- _Given exercise_
Exclude the pictures, then repeat the remaining data exactly.

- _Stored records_

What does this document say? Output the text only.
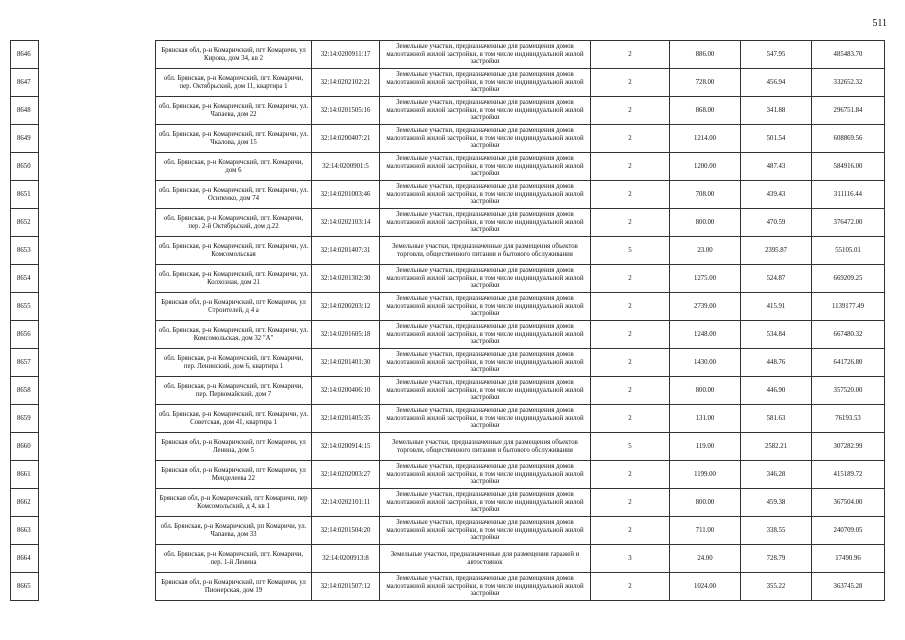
511
8646		Брянская обл, р-н Комаричский, пгт Комаричи, ул Кирова, дом 34, кв 2	32:14:0200911:17	Земельные участки, предназначенные для размещения домов малоэтажной жилой застройки, в том числе индивидуальной жилой застройки	2	886.00	547.95	485483.70
8647		обл. Брянская, р-н Комаричский, пгт. Комаричи, пер. Октябрьский, дом 11, квартира 1	32:14:0202102:21	Земельные участки, предназначенные для размещения домов малоэтажной жилой застройки, в том числе индивидуальной жилой застройки	2	728.00	456.94	332652.32
8648		обл. Брянская, р-н Комаричский, пгт. Комаричи, ул. Чапаева, дом 22	32:14:0201505:16	Земельные участки, предназначенные для размещения домов малоэтажной жилой застройки, в том числе индивидуальной жилой застройки	2	868.00	341.88	296751.84
8649		обл. Брянская, р-н Комаричский, пгт. Комаричи, ул. Чкалова, дом 15	32:14:0200407:21	Земельные участки, предназначенные для размещения домов малоэтажной жилой застройки, в том числе индивидуальной жилой застройки	2	1214.00	501.54	608869.56
8650		обл. Брянская, р-н Комаричский, пгт. Комаричи, дом 6	32:14:0200901:5	Земельные участки, предназначенные для размещения домов малоэтажной жилой застройки, в том числе индивидуальной жилой застройки	2	1200.00	487.43	584916.00
8651		обл. Брянская, р-н Комаричский, пгт. Комаричи, ул. Осипенко, дом 74	32:14:0201003:46	Земельные участки, предназначенные для размещения домов малоэтажной жилой застройки, в том числе индивидуальной жилой застройки	2	708.00	439.43	311116.44
8652		обл. Брянская, р-н Комаричский, пгт. Комаричи, пер. 2-й Октябрьский, дом д.22	32:14:0202103:14	Земельные участки, предназначенные для размещения домов малоэтажной жилой застройки, в том числе индивидуальной жилой застройки	2	800.00	470.59	376472.00
8653		обл. Брянская, р-н Комаричский, пгт. Комаричи, ул. Комсомольская	32:14:0201407:31	Земельные участки, предназначенные для размещения объектов торговли, общественного питания и бытового обслуживания	5	23.00	2395.87	55105.01
8654		обл. Брянская, р-н Комаричский, пгт. Комаричи, ул. Колхозная, дом 21	32:14:0201302:30	Земельные участки, предназначенные для размещения домов малоэтажной жилой застройки, в том числе индивидуальной жилой застройки	2	1275.00	524.87	669209.25
8655		Брянская обл, р-н Комаричский, пгт Комаричи, ул Строителей, д 4 а	32:14:0200203:12	Земельные участки, предназначенные для размещения домов малоэтажной жилой застройки, в том числе индивидуальной жилой застройки	2	2739.00	415.91	1139177.49
8656		обл. Брянская, р-н Комаричский, пгт. Комаричи, ул. Комсомольская, дом 32 "А"	32:14:0201605:18	Земельные участки, предназначенные для размещения домов малоэтажной жилой застройки, в том числе индивидуальной жилой застройки	2	1248.00	534.84	667480.32
8657		обл. Брянская, р-н Комаричский, пгт. Комаричи, пер. Ленинский, дом 6, квартира 1	32:14:0201401:30	Земельные участки, предназначенные для размещения домов малоэтажной жилой застройки, в том числе индивидуальной жилой застройки	2	1430.00	448.76	641726.80
8658		обл. Брянская, р-н Комаричский, пгт. Комаричи, пер. Первомайский, дом 7	32:14:0200406:10	Земельные участки, предназначенные для размещения домов малоэтажной жилой застройки, в том числе индивидуальной жилой застройки	2	800.00	446.90	357520.00
8659		обл. Брянская, р-н Комаричский, пгт. Комаричи, ул. Советская, дом 41, квартира 1	32:14:0201405:35	Земельные участки, предназначенные для размещения домов малоэтажной жилой застройки, в том числе индивидуальной жилой застройки	2	131.00	581.63	76193.53
8660		Брянская обл, р-н Комаричский, пгт Комаричи, ул Ленина, дом 5	32:14:0200914:15	Земельные участки, предназначенные для размещения объектов торговли, общественного питания и бытового обслуживания	5	119.00	2582.21	307282.99
8661		Брянская обл, р-н Комаричский, пгт Комаричи, ул Менделеева 22	32:14:0202003:27	Земельные участки, предназначенные для размещения домов малоэтажной жилой застройки, в том числе индивидуальной жилой застройки	2	1199.00	346.28	415189.72
8662		Брянская обл, р-н Комаричский, пгт Комаричи, пер Комсомольский, д 4, кв 1	32:14:0202101:11	Земельные участки, предназначенные для размещения домов малоэтажной жилой застройки, в том числе индивидуальной жилой застройки	2	800.00	459.38	367504.00
8663		обл. Брянская, р-н Комаричский, рп Комаричи, ул. Чапаева, дом 33	32:14:0201504:20	Земельные участки, предназначенные для размещения домов малоэтажной жилой застройки, в том числе индивидуальной жилой застройки	2	711.00	338.55	240709.05
8664		обл. Брянская, р-н Комаричский, пгт. Комаричи, пер. 1-й Ленина	32:14:0200913:8	Земельные участки, предназначенные для размещения гаражей и автостоянок	3	24.00	728.79	17490.96
8665		Брянская обл, р-н Комаричский, пгт Комаричи, ул Пионерская, дом 19	32:14:0201507:12	Земельные участки, предназначенные для размещения домов малоэтажной жилой застройки, в том числе индивидуальной жилой застройки	2	1024.00	355.22	363745.28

- _Solution to this exercise_
What does this document say? Output the text only.
511
8646		Брянская обл, р-н Комаричский, пгт Комаричи, ул Кирова, дом 34, кв 2	32:14:0200911:17	Земельные участки, предназначенные для размещения домов малоэтажной жилой застройки, в том числе индивидуальной жилой застройки	2	886.00	547.95	485483.70
8647		обл. Брянская, р-н Комаричский, пгт. Комаричи, пер. Октябрьский, дом 11, квартира 1	32:14:0202102:21	Земельные участки, предназначенные для размещения домов малоэтажной жилой застройки, в том числе индивидуальной жилой застройки	2	728.00	456.94	332652.32
8648		обл. Брянская, р-н Комаричский, пгт. Комаричи, ул. Чапаева, дом 22	32:14:0201505:16	Земельные участки, предназначенные для размещения домов малоэтажной жилой застройки, в том числе индивидуальной жилой застройки	2	868.00	341.88	296751.84
8649		обл. Брянская, р-н Комаричский, пгт. Комаричи, ул. Чкалова, дом 15	32:14:0200407:21	Земельные участки, предназначенные для размещения домов малоэтажной жилой застройки, в том числе индивидуальной жилой застройки	2	1214.00	501.54	608869.56
8650		обл. Брянская, р-н Комаричский, пгт. Комаричи, дом 6	32:14:0200901:5	Земельные участки, предназначенные для размещения домов малоэтажной жилой застройки, в том числе индивидуальной жилой застройки	2	1200.00	487.43	584916.00
8651		обл. Брянская, р-н Комаричский, пгт. Комаричи, ул. Осипенко, дом 74	32:14:0201003:46	Земельные участки, предназначенные для размещения домов малоэтажной жилой застройки, в том числе индивидуальной жилой застройки	2	708.00	439.43	311116.44
8652		обл. Брянская, р-н Комаричский, пгт. Комаричи, пер. 2-й Октябрьский, дом д.22	32:14:0202103:14	Земельные участки, предназначенные для размещения домов малоэтажной жилой застройки, в том числе индивидуальной жилой застройки	2	800.00	470.59	376472.00
8653		обл. Брянская, р-н Комаричский, пгт. Комаричи, ул. Комсомольская	32:14:0201407:31	Земельные участки, предназначенные для размещения объектов торговли, общественного питания и бытового обслуживания	5	23.00	2395.87	55105.01
8654		обл. Брянская, р-н Комаричский, пгт. Комаричи, ул. Колхозная, дом 21	32:14:0201302:30	Земельные участки, предназначенные для размещения домов малоэтажной жилой застройки, в том числе индивидуальной жилой застройки	2	1275.00	524.87	669209.25
8655		Брянская обл, р-н Комаричский, пгт Комаричи, ул Строителей, д 4 а	32:14:0200203:12	Земельные участки, предназначенные для размещения домов малоэтажной жилой застройки, в том числе индивидуальной жилой застройки	2	2739.00	415.91	1139177.49
8656		обл. Брянская, р-н Комаричский, пгт. Комаричи, ул. Комсомольская, дом 32 "А"	32:14:0201605:18	Земельные участки, предназначенные для размещения домов малоэтажной жилой застройки, в том числе индивидуальной жилой застройки	2	1248.00	534.84	667480.32
8657		обл. Брянская, р-н Комаричский, пгт. Комаричи, пер. Ленинский, дом 6, квартира 1	32:14:0201401:30	Земельные участки, предназначенные для размещения домов малоэтажной жилой застройки, в том числе индивидуальной жилой застройки	2	1430.00	448.76	641726.80
8658		обл. Брянская, р-н Комаричский, пгт. Комаричи, пер. Первомайский, дом 7	32:14:0200406:10	Земельные участки, предназначенные для размещения домов малоэтажной жилой застройки, в том числе индивидуальной жилой застройки	2	800.00	446.90	357520.00
8659		обл. Брянская, р-н Комаричский, пгт. Комаричи, ул. Советская, дом 41, квартира 1	32:14:0201405:35	Земельные участки, предназначенные для размещения домов малоэтажной жилой застройки, в том числе индивидуальной жилой застройки	2	131.00	581.63	76193.53
8660		Брянская обл, р-н Комаричский, пгт Комаричи, ул Ленина, дом 5	32:14:0200914:15	Земельные участки, предназначенные для размещения объектов торговли, общественного питания и бытового обслуживания	5	119.00	2582.21	307282.99
8661		Брянская обл, р-н Комаричский, пгт Комаричи, ул Менделеева 22	32:14:0202003:27	Земельные участки, предназначенные для размещения домов малоэтажной жилой застройки, в том числе индивидуальной жилой застройки	2	1199.00	346.28	415189.72
8662		Брянская обл, р-н Комаричский, пгт Комаричи, пер Комсомольский, д 4, кв 1	32:14:0202101:11	Земельные участки, предназначенные для размещения домов малоэтажной жилой застройки, в том числе индивидуальной жилой застройки	2	800.00	459.38	367504.00
8663		обл. Брянская, р-н Комаричский, рп Комаричи, ул. Чапаева, дом 33	32:14:0201504:20	Земельные участки, предназначенные для размещения домов малоэтажной жилой застройки, в том числе индивидуальной жилой застройки	2	711.00	338.55	240709.05
8664		обл. Брянская, р-н Комаричский, пгт. Комаричи, пер. 1-й Ленина	32:14:0200913:8	Земельные участки, предназначенные для размещения гаражей и автостоянок	3	24.00	728.79	17490.96
8665		Брянская обл, р-н Комаричский, пгт Комаричи, ул Пионерская, дом 19	32:14:0201507:12	Земельные участки, предназначенные для размещения домов малоэтажной жилой застройки, в том числе индивидуальной жилой застройки	2	1024.00	355.22	363745.28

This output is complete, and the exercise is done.